Kaynak Metin:
________________________

21 Ekim 2011 Cuma

Haftanın Leman'ından Sıkılhan özeti...

- Alo, dostum merhaba, Enes ben, Enes Binsatar. Ticared ediyordum, aklıma sen geldin... Dur dedim bi arayayım.

- Beni mi satıcan?

- Adım Enes, Soyadım Binsatar: Ben öyle şey yapmam. Yapmam diyorsam, yapmam. Yapmam, olmaz!

- Konuya böyle girdiğine göre; rezidans, kule, tavır mevzuusu açıcan. Hiç hoşlanmıyorum o lüle lüle Kinkong kakalarından, baştan sööliyim...

- Lüle derken?

- Kinkong’u bir süre çimentoyla beslemişsin de, sonra canavar çeşitli parsellere büyük abdestini yapmış gibi...

- Ya sorma ben de hiç sevmiyorum artık rezidans, kule felan işlerini. Ablamgilin kaynıyla son yaptığımız inşaatta şantiye binasını ateşe verdiler, biz müteahhidleri de taşa tuttular. Aslında benim zerre kabahatim yok, ablamın kaynı yaptığımız evlere İngilisce isim takmaya çalışırken oyuna gelmiş. “Lucifer Houses” diye isim koymuş bilmeden. Herhal, “sun, flower, Venedic, city, mezonetta, dreamland, comfort, sıpıradona, supradin” felan gibi bi laf zanneti. Meğersem çok acaip bişeymiş. Mahalleli kışkırdı “Salyangoz mu satacanız lan burda” deyerekten taşa tuttu şantiyeyi. Halbuse, doğaynan içe, çevreyoluna sadece on takka uzakta modern yaşam şeysiydi, evler ama takılan isim yüzünden yarım bırakıp kaçtık...

- Ohahaha... Lucifer Evleri, İblis Tower, Satanic Recidance...

________________________

Veri Kayıtları:
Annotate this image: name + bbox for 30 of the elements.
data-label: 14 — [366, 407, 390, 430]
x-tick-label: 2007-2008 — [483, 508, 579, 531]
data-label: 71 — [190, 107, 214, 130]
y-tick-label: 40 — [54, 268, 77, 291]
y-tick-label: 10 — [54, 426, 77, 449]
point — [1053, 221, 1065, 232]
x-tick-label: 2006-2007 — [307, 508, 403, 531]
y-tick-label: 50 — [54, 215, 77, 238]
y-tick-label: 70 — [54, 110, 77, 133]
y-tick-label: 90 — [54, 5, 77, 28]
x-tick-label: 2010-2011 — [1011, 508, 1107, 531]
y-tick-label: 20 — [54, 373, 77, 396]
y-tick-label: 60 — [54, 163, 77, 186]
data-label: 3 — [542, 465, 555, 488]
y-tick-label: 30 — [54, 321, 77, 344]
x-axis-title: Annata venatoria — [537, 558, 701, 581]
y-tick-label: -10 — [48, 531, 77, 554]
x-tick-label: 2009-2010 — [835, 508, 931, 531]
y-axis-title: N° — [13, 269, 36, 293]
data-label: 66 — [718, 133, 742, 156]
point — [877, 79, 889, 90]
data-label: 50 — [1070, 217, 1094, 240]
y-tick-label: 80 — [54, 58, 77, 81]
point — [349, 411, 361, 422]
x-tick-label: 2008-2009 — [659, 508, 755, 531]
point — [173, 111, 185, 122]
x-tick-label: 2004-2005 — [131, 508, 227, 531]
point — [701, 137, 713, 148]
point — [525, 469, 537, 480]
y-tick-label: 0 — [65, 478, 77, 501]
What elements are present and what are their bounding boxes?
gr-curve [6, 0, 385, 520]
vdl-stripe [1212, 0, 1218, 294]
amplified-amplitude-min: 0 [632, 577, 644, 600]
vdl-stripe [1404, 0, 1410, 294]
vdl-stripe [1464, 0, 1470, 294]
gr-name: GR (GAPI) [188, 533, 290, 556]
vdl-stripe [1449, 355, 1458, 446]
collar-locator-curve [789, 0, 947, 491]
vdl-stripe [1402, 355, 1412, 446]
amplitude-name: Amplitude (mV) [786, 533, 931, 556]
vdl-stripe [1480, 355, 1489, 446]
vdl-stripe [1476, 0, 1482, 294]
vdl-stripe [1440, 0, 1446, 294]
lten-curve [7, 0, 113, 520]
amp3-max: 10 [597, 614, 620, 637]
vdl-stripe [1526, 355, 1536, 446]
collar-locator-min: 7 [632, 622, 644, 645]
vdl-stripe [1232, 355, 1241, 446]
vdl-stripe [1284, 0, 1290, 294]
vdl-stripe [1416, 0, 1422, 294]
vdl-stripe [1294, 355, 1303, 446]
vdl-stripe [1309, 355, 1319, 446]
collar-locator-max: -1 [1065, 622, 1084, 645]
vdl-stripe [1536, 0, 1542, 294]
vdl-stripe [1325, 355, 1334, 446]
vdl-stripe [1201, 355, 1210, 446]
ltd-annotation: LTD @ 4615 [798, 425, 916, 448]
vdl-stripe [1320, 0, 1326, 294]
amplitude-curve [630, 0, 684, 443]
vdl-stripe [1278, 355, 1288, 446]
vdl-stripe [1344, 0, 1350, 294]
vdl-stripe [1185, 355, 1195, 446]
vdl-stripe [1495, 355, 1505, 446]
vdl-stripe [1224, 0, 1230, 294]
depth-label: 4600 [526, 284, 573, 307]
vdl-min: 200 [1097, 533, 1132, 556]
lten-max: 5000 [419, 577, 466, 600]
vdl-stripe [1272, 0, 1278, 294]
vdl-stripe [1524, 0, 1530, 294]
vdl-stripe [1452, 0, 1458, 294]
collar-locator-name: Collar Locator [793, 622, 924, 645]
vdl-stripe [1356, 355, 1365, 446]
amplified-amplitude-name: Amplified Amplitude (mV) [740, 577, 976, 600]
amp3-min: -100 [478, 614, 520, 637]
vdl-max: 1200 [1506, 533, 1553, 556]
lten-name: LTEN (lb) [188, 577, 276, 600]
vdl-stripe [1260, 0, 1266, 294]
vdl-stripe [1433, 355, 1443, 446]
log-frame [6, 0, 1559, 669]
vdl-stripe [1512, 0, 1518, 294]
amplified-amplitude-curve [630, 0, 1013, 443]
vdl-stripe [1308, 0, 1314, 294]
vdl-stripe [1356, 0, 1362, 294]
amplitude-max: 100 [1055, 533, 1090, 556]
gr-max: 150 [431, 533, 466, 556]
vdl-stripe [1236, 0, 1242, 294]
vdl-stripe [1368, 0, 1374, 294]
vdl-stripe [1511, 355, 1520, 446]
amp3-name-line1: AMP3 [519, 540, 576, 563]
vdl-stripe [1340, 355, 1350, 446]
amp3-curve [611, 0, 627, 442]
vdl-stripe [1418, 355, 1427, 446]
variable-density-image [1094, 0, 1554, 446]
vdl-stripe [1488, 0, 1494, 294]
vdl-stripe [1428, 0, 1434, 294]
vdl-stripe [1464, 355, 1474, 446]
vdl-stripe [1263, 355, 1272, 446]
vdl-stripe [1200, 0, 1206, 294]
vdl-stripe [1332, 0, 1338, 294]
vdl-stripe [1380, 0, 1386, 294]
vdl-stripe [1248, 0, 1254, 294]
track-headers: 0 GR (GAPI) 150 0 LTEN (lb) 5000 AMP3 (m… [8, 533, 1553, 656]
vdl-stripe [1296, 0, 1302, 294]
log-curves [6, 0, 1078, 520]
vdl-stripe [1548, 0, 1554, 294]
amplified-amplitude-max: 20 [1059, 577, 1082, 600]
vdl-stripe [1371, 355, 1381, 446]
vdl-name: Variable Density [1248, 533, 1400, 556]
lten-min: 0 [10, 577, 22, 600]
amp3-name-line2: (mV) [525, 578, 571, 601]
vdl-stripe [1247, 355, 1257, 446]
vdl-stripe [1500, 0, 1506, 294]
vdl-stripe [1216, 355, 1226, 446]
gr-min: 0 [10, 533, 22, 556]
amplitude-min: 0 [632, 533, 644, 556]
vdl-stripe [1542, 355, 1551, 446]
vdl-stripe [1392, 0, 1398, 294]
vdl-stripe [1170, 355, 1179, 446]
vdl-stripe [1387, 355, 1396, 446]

________________________

Görev Amacı:
Kaynak metinde "Haftanın Leman'ından Sıkılhan" sözleriyle başlayıp "- Lüle derken?" sözleriyle biten bölümü hiç değiştirmeden yeniden yazın. Yalnızca kaynak metne dayanın.

Görev Sonucu:
Haftanın Leman'ından Sıkılhan özeti...

- Alo, dostum merhaba, Enes ben, Enes Binsatar. Ticared ediyordum, aklıma sen geldin... Dur dedim bi arayayım.

- Beni mi satıcan?

- Adım Enes, Soyadım Binsatar: Ben öyle şey yapmam. Yapmam diyorsam, yapmam. Yapmam, olmaz!

- Konuya böyle girdiğine göre; rezidans, kule, tavır mevzuusu açıcan. Hiç hoşlanmıyorum o lüle lüle Kinkong kakalarından, baştan sööliyim...

- Lüle derken?